Exercise material:
* Start *

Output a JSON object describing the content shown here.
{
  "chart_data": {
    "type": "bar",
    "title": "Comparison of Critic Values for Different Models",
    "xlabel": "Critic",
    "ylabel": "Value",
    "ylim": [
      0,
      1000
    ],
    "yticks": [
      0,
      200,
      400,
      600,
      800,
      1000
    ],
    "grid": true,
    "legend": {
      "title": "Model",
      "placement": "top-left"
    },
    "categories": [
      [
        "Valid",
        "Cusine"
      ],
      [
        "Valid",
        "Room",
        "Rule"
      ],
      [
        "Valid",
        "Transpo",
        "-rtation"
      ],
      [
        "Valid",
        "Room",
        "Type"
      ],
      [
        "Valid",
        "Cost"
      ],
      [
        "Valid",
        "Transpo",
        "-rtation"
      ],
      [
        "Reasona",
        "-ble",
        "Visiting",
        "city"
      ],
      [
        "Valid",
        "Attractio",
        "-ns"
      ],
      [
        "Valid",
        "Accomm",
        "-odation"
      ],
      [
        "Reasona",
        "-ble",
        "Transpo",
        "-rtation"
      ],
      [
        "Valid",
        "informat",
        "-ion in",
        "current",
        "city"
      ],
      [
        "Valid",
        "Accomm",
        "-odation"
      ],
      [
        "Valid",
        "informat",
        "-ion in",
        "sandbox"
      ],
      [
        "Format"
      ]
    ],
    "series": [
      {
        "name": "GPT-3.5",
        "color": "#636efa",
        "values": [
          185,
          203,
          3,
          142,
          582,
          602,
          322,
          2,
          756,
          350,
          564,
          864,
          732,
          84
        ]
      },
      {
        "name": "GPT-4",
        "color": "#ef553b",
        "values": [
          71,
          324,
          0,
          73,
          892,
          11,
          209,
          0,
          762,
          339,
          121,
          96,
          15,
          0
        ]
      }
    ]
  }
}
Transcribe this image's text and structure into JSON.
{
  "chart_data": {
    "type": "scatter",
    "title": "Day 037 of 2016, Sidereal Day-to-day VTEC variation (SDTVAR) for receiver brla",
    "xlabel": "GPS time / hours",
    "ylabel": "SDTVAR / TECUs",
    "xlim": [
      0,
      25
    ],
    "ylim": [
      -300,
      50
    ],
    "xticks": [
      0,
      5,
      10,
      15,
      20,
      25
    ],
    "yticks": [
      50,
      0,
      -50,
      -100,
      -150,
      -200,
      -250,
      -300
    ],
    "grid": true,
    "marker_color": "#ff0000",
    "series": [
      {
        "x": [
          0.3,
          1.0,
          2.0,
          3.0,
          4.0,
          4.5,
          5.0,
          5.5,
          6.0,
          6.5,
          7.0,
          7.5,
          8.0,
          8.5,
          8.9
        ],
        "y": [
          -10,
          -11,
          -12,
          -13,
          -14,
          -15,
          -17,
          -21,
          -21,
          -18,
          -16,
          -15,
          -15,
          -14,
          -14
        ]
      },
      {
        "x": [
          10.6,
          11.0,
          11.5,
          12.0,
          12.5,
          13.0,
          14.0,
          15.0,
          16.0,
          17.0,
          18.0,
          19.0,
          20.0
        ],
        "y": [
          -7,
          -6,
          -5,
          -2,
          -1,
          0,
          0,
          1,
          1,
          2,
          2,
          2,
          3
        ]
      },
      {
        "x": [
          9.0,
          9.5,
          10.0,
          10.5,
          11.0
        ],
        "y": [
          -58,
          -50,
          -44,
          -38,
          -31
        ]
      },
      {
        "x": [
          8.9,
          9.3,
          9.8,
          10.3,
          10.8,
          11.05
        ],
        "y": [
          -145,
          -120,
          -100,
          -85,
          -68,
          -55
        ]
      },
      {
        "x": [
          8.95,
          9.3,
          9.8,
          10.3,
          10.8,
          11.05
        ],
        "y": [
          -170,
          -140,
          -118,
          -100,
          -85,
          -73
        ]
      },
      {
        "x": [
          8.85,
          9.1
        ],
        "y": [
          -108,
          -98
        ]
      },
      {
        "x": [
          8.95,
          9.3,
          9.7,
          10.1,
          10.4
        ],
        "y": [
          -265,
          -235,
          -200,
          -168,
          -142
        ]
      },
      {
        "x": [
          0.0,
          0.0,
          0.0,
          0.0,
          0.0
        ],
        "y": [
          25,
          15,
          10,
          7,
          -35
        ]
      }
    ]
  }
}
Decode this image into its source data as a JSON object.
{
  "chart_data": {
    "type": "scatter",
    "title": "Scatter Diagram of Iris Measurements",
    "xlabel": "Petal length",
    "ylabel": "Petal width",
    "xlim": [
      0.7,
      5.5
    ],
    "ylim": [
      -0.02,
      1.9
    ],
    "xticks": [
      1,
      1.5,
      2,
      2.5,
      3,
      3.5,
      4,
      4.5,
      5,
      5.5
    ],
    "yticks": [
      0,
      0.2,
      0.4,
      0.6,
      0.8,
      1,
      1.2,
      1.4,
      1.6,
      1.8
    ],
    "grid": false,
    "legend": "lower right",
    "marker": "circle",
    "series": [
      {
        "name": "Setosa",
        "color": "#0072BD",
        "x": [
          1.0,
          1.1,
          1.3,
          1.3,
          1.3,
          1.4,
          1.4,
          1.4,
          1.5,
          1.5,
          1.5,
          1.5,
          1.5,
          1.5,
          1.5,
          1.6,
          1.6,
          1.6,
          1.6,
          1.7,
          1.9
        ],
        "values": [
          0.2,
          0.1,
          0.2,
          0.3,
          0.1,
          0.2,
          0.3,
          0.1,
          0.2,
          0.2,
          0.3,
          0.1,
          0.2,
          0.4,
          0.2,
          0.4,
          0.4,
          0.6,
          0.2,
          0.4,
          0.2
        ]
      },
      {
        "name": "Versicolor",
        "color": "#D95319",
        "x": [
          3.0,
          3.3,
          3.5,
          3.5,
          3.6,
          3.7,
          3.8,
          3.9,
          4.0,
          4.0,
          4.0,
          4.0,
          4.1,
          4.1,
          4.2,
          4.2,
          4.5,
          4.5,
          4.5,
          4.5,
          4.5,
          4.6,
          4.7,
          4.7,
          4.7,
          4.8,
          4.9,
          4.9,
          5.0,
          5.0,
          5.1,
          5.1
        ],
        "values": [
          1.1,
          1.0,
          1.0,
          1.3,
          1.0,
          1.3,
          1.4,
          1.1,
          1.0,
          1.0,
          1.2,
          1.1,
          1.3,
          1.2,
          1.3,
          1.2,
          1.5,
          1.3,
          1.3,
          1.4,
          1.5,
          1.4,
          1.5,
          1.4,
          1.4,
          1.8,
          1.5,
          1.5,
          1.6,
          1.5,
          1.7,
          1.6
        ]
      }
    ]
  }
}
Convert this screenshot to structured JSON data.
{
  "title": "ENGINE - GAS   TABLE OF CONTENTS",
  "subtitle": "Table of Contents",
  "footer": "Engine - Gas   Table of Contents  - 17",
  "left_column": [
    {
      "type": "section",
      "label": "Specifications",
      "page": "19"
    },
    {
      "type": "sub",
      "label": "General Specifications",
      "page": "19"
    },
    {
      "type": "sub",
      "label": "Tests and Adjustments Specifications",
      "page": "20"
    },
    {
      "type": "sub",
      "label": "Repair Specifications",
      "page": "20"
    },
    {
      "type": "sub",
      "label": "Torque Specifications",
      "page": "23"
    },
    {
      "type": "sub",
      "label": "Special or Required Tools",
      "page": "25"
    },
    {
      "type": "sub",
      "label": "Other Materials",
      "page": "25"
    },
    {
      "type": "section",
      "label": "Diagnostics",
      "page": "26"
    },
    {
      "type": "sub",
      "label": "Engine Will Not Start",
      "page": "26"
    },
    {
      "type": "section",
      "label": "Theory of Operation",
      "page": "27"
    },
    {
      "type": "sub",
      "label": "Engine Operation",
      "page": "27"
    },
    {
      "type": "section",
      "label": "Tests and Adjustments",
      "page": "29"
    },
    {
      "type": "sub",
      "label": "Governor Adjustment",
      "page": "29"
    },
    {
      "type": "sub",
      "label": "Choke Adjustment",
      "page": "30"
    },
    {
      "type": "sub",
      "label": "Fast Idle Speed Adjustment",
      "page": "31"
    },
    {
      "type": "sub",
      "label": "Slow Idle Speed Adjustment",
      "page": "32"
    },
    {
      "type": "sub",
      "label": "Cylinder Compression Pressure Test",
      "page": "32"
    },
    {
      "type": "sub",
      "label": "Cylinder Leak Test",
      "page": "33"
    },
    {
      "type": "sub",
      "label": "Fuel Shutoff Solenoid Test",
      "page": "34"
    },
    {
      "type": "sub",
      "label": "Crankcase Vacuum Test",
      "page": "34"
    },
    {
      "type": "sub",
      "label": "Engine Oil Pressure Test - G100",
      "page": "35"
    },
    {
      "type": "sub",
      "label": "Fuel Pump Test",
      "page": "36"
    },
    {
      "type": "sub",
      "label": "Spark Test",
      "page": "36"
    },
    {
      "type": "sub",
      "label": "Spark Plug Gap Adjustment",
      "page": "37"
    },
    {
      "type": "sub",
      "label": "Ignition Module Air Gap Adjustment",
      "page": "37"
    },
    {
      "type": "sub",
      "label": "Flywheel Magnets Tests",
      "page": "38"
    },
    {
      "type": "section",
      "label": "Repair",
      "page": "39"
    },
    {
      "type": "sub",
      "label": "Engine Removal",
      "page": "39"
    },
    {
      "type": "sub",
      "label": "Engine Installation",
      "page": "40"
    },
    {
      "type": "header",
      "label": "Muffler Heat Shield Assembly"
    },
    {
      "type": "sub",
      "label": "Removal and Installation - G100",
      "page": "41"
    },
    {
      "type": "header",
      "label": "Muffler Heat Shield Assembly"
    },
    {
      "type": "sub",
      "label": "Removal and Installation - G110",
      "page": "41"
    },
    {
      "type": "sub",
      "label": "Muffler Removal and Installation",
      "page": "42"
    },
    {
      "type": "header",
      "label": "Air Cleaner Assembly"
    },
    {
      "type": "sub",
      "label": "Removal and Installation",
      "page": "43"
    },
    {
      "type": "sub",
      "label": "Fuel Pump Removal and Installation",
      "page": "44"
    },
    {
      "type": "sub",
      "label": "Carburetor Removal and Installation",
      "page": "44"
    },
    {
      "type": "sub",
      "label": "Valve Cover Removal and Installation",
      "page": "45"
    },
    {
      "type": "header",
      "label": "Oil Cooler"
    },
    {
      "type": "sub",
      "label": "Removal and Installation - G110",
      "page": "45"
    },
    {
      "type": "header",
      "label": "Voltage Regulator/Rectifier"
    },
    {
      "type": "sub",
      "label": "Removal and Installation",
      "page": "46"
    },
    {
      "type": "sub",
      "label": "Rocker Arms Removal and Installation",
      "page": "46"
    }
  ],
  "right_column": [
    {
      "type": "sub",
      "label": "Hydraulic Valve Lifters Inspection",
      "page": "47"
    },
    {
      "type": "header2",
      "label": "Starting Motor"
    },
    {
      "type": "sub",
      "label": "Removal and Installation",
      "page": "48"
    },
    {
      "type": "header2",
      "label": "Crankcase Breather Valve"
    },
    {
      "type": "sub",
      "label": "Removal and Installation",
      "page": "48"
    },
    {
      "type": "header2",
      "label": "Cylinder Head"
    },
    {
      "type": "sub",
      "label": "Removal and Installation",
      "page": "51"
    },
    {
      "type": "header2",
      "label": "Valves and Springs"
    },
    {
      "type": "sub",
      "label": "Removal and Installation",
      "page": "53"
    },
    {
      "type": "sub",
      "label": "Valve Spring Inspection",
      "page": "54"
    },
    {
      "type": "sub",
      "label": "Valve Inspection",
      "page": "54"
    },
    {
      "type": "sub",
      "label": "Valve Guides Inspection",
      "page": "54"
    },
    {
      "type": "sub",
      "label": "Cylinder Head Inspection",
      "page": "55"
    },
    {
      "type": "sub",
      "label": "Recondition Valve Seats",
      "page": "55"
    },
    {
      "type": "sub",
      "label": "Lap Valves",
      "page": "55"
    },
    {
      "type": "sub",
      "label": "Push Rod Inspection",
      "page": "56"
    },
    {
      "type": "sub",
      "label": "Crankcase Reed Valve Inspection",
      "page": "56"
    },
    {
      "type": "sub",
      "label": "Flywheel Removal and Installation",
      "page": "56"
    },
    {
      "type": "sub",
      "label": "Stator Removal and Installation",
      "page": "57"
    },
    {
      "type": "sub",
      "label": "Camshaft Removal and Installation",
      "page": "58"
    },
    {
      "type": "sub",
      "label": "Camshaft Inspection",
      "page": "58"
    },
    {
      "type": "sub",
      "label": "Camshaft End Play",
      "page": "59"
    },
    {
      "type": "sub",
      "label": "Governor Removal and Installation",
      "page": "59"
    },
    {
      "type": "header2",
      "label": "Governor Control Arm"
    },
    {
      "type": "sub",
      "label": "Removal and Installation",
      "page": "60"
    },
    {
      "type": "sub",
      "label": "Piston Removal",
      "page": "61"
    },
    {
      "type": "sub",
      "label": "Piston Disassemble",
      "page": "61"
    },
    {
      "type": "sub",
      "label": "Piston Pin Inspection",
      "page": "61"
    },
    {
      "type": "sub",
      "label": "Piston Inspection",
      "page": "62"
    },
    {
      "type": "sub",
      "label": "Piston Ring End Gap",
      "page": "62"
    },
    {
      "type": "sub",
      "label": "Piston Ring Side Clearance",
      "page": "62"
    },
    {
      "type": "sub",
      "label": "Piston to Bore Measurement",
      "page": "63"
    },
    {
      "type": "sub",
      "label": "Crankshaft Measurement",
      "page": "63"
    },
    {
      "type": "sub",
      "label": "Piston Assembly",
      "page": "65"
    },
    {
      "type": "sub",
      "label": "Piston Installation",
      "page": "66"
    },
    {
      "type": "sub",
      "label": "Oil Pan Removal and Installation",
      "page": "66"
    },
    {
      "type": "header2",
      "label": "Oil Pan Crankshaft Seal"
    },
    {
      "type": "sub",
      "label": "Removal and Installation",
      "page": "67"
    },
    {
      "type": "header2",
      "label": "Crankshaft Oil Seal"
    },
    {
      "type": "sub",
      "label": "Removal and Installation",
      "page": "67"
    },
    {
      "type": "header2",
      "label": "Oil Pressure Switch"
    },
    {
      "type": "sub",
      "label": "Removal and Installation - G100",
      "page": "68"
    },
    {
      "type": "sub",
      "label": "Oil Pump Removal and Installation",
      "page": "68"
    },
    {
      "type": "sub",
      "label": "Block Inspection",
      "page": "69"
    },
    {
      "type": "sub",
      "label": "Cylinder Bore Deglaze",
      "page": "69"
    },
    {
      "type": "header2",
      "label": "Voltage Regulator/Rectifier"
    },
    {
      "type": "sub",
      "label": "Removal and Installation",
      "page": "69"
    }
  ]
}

* End *

Your instructions:
Locate all lines holding the word "Bore", then copy them out.

Task solution:
      "label": "Piston to Bore Measurement",
      "label": "Cylinder Bore Deglaze",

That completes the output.